● **Stored data**:
----------------
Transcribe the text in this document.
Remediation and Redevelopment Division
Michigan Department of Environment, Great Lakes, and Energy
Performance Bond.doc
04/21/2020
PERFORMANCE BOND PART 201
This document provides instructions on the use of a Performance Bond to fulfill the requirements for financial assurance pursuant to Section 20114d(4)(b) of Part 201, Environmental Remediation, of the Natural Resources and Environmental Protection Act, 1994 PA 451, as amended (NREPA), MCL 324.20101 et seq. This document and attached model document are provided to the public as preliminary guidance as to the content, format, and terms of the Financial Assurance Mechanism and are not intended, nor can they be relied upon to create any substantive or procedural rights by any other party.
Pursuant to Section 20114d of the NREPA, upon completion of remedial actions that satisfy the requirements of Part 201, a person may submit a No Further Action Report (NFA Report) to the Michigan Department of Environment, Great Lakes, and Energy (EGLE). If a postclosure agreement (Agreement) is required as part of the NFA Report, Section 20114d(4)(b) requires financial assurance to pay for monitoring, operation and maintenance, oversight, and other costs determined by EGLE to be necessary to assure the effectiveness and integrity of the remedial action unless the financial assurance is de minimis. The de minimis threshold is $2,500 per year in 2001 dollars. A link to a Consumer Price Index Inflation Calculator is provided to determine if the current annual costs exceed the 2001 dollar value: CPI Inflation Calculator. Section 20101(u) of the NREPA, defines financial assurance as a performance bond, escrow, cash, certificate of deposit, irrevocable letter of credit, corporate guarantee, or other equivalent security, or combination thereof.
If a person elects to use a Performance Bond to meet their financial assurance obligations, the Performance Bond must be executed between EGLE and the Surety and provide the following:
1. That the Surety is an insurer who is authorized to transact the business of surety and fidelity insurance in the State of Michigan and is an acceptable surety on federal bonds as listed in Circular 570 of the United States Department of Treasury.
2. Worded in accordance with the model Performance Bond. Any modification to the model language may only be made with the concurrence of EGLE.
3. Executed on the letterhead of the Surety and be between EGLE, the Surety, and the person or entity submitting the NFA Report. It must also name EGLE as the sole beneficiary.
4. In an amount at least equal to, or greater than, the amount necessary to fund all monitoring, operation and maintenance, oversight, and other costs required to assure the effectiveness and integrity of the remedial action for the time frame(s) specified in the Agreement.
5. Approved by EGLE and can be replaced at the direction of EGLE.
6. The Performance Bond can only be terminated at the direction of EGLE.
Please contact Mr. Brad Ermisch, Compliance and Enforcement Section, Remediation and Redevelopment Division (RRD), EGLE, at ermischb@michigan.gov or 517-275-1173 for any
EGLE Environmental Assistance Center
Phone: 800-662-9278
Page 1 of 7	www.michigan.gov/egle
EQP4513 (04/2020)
----------------
● **Problem requirements**: Pull every line containing "Division" from the data.

● **Output of the exercise**:
Remediation and Redevelopment Division
Please contact Mr. Brad Ermisch, Compliance and Enforcement Section, Remediation and Redevelopment Division (RRD), EGLE, at ermischb@michigan.gov or 517-275-1173 for any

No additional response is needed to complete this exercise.